Records from a data collection

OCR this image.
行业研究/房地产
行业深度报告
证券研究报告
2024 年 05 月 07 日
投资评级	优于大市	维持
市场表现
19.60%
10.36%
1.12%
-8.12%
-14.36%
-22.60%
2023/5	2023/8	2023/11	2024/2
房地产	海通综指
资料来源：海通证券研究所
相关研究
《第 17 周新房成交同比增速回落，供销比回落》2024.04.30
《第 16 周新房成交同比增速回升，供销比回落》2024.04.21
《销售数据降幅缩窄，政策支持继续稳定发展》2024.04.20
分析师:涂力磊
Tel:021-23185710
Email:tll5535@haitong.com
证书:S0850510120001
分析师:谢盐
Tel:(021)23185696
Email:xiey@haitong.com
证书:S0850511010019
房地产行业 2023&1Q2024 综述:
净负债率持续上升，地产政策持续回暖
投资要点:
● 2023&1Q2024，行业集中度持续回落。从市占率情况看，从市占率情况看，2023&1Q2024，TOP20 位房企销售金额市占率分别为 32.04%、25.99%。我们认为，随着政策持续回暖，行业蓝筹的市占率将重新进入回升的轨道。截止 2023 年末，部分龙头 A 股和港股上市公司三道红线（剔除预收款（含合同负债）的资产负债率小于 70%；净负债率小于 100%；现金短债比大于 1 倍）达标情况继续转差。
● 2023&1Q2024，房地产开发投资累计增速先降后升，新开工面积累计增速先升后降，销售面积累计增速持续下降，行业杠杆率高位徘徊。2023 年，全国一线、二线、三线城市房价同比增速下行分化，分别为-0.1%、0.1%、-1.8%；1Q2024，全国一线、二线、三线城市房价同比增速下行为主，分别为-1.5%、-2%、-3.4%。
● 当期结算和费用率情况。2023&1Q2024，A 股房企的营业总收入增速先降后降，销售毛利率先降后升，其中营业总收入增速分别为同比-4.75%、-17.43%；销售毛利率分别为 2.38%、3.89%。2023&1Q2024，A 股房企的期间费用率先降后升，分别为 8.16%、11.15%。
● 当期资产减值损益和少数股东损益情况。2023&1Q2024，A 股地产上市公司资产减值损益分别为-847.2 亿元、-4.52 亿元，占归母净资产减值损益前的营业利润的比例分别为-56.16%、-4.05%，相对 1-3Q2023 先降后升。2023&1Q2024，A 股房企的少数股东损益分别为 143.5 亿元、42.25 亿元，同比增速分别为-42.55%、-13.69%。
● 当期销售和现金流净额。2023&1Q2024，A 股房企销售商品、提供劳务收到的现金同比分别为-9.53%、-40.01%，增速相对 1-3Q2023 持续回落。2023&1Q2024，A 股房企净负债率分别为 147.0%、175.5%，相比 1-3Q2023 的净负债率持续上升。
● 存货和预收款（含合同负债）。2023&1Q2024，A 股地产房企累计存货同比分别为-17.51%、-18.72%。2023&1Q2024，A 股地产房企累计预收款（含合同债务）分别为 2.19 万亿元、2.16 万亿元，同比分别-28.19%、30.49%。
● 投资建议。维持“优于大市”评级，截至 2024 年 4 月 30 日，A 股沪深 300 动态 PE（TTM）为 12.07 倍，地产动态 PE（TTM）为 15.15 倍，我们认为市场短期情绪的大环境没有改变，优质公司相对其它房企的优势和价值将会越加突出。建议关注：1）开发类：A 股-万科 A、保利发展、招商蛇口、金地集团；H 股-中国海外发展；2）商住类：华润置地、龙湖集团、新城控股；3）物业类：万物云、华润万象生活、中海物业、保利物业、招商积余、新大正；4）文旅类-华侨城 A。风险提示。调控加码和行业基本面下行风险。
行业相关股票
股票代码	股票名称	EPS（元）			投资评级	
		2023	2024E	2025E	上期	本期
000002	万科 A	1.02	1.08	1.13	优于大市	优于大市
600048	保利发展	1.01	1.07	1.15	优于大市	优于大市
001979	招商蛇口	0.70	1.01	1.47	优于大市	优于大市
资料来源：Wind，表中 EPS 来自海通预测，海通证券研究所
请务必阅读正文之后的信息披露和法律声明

#### Your goal
Pull out and copy each line containing the string "海通证券研究所".

#### Solution to this problem
资料来源：海通证券研究所
资料来源：Wind，表中 EPS 来自海通预测，海通证券研究所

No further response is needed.